* **Exercise directions**:
Answer these questions about the text on bile acid-induced ATP release, using only what it states:
1. Which two receptors are presumed not to be involved in the ATP release, and on what basis?
2. Toward which side of pancreatic ducts is the ATP release directed?
3. What did TDCA increase in dog pancreatic duct epithelial cells?
-- Document excerpt follows --
One important point to consider was how the BA-induced ATP release is triggered. Since GPBAR-A and GW4046 had no effects on ATP release, we presume that the TGR5 and FXR receptors are not involved. An alternative mechanism could be BA induced membrane depolarisation [21], which may be mediated by activation of bile acid-sensitive ion channel (BASIC), which belongs to the DEG/ENaC family, recently identified in bile ducts [55]. In addition, CDCA may incorporate into membranes, increase membrane fluidity [56] and thereby affect one or more of ATP release mechanisms as proposed above. Nevertheless, we show that the ATP release is clearly directed towards the lumen of pancreatic ducts (Fig. 2a), and therefore it is likely that there is a trigger mechanism and luminal exocytosis/transport mechanisms. Also in other epithelia, e.g., kidney tubuli and airway epithelia, ATP is released preferentially to the apical/luminal side in response to a number of stimuli [57–60].

Regarding effect of BA in pancreas, we propose that BA stimulates release of ATP towards lumen and then ATP binds to P2 receptors and therefore stimulates Ca²⁺ signalling pathways, and these can potentially increase Cl⁻ and K⁺ conductances, which are necessary to initiate and acid/base transport and thus ductal fluid secretion. Indeed it is well documented that several P2 receptors regulate ion channels such as TMEM16A/ANO1, CFTR and K_Ca3.1 and K_Ca1.1 [32, 61]. The more traditional view is that BAs acting directly on BA receptors can affect epithelial transport [10, 26, 62]. For example, in airway epithelial cells, taurodeoxycholic acid (TDCA) stimulates CFTR and Ca²⁺-activated Cl⁻ currents and these effects seems to be mediated by the basolateral TGR5 receptor [10]. From published studies on pancreatic duct epithelia, it was not clear whether BA receptors were expressed. Nevertheless, it is reported that in dog pancreatic duct epithelial cells TDCA also increased Cl⁻ and K⁺ fluxes [26], and in guinea pig pancreatic ducts BAs stimulate K_Ca1.1 channels, but accompanying Cl⁻ channels have not been detected [27, 30].
-- Document excerpt concluded --
-- Source information follows --
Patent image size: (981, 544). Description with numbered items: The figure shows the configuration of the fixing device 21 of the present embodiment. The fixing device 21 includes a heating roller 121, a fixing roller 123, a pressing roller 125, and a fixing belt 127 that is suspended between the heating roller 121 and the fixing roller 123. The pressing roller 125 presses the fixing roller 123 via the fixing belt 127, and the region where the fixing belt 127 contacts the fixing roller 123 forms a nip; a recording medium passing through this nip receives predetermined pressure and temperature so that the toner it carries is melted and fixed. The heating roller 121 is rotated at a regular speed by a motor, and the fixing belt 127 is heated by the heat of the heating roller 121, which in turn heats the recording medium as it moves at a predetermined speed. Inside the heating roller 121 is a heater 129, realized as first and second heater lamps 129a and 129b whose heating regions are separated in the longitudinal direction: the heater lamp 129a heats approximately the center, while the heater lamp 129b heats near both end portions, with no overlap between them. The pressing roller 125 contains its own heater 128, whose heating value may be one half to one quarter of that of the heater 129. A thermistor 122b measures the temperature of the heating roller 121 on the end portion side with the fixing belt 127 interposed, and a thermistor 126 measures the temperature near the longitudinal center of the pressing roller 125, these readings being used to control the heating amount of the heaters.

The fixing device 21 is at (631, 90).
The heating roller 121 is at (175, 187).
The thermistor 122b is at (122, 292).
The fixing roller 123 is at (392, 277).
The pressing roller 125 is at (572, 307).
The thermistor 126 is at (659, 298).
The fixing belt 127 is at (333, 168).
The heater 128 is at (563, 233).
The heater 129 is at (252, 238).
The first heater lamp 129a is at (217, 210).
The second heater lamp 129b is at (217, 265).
-- Source information concluded --
* **Answer area**:
1. The TGR5 and FXR receptors are presumed not to be involved, because GPBAR-A and GW4046 had no effects on ATP release.
2. The ATP release is directed toward the lumen of pancreatic ducts.
3. TDCA increased Cl⁻ and K⁺ fluxes.